> Task: Here are some records. Transcribe all of them exactly.

> Supplied entries:

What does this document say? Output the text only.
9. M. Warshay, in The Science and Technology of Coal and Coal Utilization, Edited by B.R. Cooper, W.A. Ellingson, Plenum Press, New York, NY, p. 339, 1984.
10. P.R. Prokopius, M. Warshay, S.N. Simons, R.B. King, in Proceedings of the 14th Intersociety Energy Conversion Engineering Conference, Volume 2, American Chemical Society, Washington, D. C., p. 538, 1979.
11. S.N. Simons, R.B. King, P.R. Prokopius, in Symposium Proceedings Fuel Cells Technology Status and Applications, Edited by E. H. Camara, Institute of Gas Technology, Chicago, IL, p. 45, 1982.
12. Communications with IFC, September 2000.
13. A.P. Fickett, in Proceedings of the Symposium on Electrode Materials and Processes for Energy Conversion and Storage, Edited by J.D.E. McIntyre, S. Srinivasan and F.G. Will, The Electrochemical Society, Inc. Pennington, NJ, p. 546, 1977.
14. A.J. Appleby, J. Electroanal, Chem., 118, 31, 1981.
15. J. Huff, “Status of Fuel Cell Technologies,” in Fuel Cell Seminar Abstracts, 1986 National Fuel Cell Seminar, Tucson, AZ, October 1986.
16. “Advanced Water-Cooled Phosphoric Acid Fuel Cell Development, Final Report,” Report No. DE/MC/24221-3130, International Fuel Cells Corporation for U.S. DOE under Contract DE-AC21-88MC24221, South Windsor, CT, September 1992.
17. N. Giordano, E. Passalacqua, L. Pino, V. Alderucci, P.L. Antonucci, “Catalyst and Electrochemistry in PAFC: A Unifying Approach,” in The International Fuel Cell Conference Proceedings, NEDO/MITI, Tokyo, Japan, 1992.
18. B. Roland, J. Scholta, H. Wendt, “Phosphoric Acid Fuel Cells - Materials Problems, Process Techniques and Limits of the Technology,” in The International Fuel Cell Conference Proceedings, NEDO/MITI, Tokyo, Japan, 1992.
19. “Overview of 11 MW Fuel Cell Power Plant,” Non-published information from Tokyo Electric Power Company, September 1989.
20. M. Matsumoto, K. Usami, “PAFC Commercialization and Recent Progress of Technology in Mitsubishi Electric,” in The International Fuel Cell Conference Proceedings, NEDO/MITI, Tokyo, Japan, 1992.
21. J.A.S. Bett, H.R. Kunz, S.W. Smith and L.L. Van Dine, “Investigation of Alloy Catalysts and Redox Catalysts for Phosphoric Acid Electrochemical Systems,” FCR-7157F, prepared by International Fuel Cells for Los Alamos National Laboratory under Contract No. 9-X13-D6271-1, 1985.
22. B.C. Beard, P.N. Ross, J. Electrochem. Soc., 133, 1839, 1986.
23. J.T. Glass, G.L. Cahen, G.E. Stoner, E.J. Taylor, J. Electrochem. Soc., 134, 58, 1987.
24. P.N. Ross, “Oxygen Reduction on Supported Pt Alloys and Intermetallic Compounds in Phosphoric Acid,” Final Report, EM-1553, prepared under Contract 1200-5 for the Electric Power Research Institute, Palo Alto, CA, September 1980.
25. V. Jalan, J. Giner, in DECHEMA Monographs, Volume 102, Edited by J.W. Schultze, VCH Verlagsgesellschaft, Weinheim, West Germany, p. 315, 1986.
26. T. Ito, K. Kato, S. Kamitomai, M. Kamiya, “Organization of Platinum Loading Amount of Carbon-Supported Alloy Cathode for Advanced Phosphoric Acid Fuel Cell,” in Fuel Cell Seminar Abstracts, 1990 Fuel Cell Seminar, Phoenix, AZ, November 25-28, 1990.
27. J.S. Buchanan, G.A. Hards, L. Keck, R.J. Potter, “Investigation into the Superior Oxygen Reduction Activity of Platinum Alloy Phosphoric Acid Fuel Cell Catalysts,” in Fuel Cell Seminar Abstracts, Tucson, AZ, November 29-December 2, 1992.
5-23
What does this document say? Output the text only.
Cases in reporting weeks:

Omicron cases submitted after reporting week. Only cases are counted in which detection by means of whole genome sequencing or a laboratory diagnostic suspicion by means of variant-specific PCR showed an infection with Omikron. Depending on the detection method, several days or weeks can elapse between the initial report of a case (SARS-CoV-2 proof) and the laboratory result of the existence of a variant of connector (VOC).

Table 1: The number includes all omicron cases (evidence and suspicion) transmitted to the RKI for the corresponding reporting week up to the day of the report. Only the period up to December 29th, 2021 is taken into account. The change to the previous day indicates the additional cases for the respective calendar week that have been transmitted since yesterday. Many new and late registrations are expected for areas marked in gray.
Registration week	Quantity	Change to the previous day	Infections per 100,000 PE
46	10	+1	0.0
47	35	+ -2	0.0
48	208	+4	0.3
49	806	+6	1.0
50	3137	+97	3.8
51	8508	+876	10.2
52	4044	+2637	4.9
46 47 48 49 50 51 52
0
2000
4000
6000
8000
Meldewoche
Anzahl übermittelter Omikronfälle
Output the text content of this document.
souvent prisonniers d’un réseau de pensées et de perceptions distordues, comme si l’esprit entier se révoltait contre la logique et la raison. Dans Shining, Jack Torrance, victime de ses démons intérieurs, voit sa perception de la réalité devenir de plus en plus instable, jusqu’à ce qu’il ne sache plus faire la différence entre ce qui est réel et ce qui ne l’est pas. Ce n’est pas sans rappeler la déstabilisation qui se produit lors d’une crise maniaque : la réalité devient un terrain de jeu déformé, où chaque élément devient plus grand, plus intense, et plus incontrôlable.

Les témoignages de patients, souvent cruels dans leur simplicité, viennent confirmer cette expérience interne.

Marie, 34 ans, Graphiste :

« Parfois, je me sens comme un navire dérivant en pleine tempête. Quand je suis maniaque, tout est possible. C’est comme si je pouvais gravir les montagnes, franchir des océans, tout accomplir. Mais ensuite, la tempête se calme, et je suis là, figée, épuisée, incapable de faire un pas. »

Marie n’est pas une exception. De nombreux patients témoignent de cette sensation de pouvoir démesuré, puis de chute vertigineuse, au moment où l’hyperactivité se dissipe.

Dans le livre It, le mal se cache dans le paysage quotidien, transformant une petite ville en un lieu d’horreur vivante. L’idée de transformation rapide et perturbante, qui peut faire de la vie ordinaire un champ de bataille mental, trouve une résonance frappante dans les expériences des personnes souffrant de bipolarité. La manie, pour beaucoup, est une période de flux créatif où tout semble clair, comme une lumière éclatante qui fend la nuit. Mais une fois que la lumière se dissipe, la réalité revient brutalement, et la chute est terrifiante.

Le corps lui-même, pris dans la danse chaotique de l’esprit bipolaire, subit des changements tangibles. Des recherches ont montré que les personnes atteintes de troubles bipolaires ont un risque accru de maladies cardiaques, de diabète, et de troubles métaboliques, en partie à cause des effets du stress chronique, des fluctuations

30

> Response box:
What does this document say? Output the text only.
9. M. Warshay, in The Science and Technology of Coal and Coal Utilization, Edited by B.R. Cooper, W.A. Ellingson, Plenum Press, New York, NY, p. 339, 1984.
10. P.R. Prokopius, M. Warshay, S.N. Simons, R.B. King, in Proceedings of the 14th Intersociety Energy Conversion Engineering Conference, Volume 2, American Chemical Society, Washington, D. C., p. 538, 1979.
11. S.N. Simons, R.B. King, P.R. Prokopius, in Symposium Proceedings Fuel Cells Technology Status and Applications, Edited by E. H. Camara, Institute of Gas Technology, Chicago, IL, p. 45, 1982.
12. Communications with IFC, September 2000.
13. A.P. Fickett, in Proceedings of the Symposium on Electrode Materials and Processes for Energy Conversion and Storage, Edited by J.D.E. McIntyre, S. Srinivasan and F.G. Will, The Electrochemical Society, Inc. Pennington, NJ, p. 546, 1977.
14. A.J. Appleby, J. Electroanal, Chem., 118, 31, 1981.
15. J. Huff, “Status of Fuel Cell Technologies,” in Fuel Cell Seminar Abstracts, 1986 National Fuel Cell Seminar, Tucson, AZ, October 1986.
16. “Advanced Water-Cooled Phosphoric Acid Fuel Cell Development, Final Report,” Report No. DE/MC/24221-3130, International Fuel Cells Corporation for U.S. DOE under Contract DE-AC21-88MC24221, South Windsor, CT, September 1992.
17. N. Giordano, E. Passalacqua, L. Pino, V. Alderucci, P.L. Antonucci, “Catalyst and Electrochemistry in PAFC: A Unifying Approach,” in The International Fuel Cell Conference Proceedings, NEDO/MITI, Tokyo, Japan, 1992.
18. B. Roland, J. Scholta, H. Wendt, “Phosphoric Acid Fuel Cells - Materials Problems, Process Techniques and Limits of the Technology,” in The International Fuel Cell Conference Proceedings, NEDO/MITI, Tokyo, Japan, 1992.
19. “Overview of 11 MW Fuel Cell Power Plant,” Non-published information from Tokyo Electric Power Company, September 1989.
20. M. Matsumoto, K. Usami, “PAFC Commercialization and Recent Progress of Technology in Mitsubishi Electric,” in The International Fuel Cell Conference Proceedings, NEDO/MITI, Tokyo, Japan, 1992.
21. J.A.S. Bett, H.R. Kunz, S.W. Smith and L.L. Van Dine, “Investigation of Alloy Catalysts and Redox Catalysts for Phosphoric Acid Electrochemical Systems,” FCR-7157F, prepared by International Fuel Cells for Los Alamos National Laboratory under Contract No. 9-X13-D6271-1, 1985.
22. B.C. Beard, P.N. Ross, J. Electrochem. Soc., 133, 1839, 1986.
23. J.T. Glass, G.L. Cahen, G.E. Stoner, E.J. Taylor, J. Electrochem. Soc., 134, 58, 1987.
24. P.N. Ross, “Oxygen Reduction on Supported Pt Alloys and Intermetallic Compounds in Phosphoric Acid,” Final Report, EM-1553, prepared under Contract 1200-5 for the Electric Power Research Institute, Palo Alto, CA, September 1980.
25. V. Jalan, J. Giner, in DECHEMA Monographs, Volume 102, Edited by J.W. Schultze, VCH Verlagsgesellschaft, Weinheim, West Germany, p. 315, 1986.
26. T. Ito, K. Kato, S. Kamitomai, M. Kamiya, “Organization of Platinum Loading Amount of Carbon-Supported Alloy Cathode for Advanced Phosphoric Acid Fuel Cell,” in Fuel Cell Seminar Abstracts, 1990 Fuel Cell Seminar, Phoenix, AZ, November 25-28, 1990.
27. J.S. Buchanan, G.A. Hards, L. Keck, R.J. Potter, “Investigation into the Superior Oxygen Reduction Activity of Platinum Alloy Phosphoric Acid Fuel Cell Catalysts,” in Fuel Cell Seminar Abstracts, Tucson, AZ, November 29-December 2, 1992.
5-23
What does this document say? Output the text only.
Cases in reporting weeks:

Omicron cases submitted after reporting week. Only cases are counted in which detection by means of whole genome sequencing or a laboratory diagnostic suspicion by means of variant-specific PCR showed an infection with Omikron. Depending on the detection method, several days or weeks can elapse between the initial report of a case (SARS-CoV-2 proof) and the laboratory result of the existence of a variant of connector (VOC).

Table 1: The number includes all omicron cases (evidence and suspicion) transmitted to the RKI for the corresponding reporting week up to the day of the report. Only the period up to December 29th, 2021 is taken into account. The change to the previous day indicates the additional cases for the respective calendar week that have been transmitted since yesterday. Many new and late registrations are expected for areas marked in gray.
Registration week	Quantity	Change to the previous day	Infections per 100,000 PE
46	10	+1	0.0
47	35	+ -2	0.0
48	208	+4	0.3
49	806	+6	1.0
50	3137	+97	3.8
51	8508	+876	10.2
52	4044	+2637	4.9
46 47 48 49 50 51 52
0
2000
4000
6000
8000
Meldewoche
Anzahl übermittelter Omikronfälle
Output the text content of this document.
souvent prisonniers d’un réseau de pensées et de perceptions distordues, comme si l’esprit entier se révoltait contre la logique et la raison. Dans Shining, Jack Torrance, victime de ses démons intérieurs, voit sa perception de la réalité devenir de plus en plus instable, jusqu’à ce qu’il ne sache plus faire la différence entre ce qui est réel et ce qui ne l’est pas. Ce n’est pas sans rappeler la déstabilisation qui se produit lors d’une crise maniaque : la réalité devient un terrain de jeu déformé, où chaque élément devient plus grand, plus intense, et plus incontrôlable.

Les témoignages de patients, souvent cruels dans leur simplicité, viennent confirmer cette expérience interne.

Marie, 34 ans, Graphiste :

« Parfois, je me sens comme un navire dérivant en pleine tempête. Quand je suis maniaque, tout est possible. C’est comme si je pouvais gravir les montagnes, franchir des océans, tout accomplir. Mais ensuite, la tempête se calme, et je suis là, figée, épuisée, incapable de faire un pas. »

Marie n’est pas une exception. De nombreux patients témoignent de cette sensation de pouvoir démesuré, puis de chute vertigineuse, au moment où l’hyperactivité se dissipe.

Dans le livre It, le mal se cache dans le paysage quotidien, transformant une petite ville en un lieu d’horreur vivante. L’idée de transformation rapide et perturbante, qui peut faire de la vie ordinaire un champ de bataille mental, trouve une résonance frappante dans les expériences des personnes souffrant de bipolarité. La manie, pour beaucoup, est une période de flux créatif où tout semble clair, comme une lumière éclatante qui fend la nuit. Mais une fois que la lumière se dissipe, la réalité revient brutalement, et la chute est terrifiante.

Le corps lui-même, pris dans la danse chaotique de l’esprit bipolaire, subit des changements tangibles. Des recherches ont montré que les personnes atteintes de troubles bipolaires ont un risque accru de maladies cardiaques, de diabète, et de troubles métaboliques, en partie à cause des effets du stress chronique, des fluctuations

30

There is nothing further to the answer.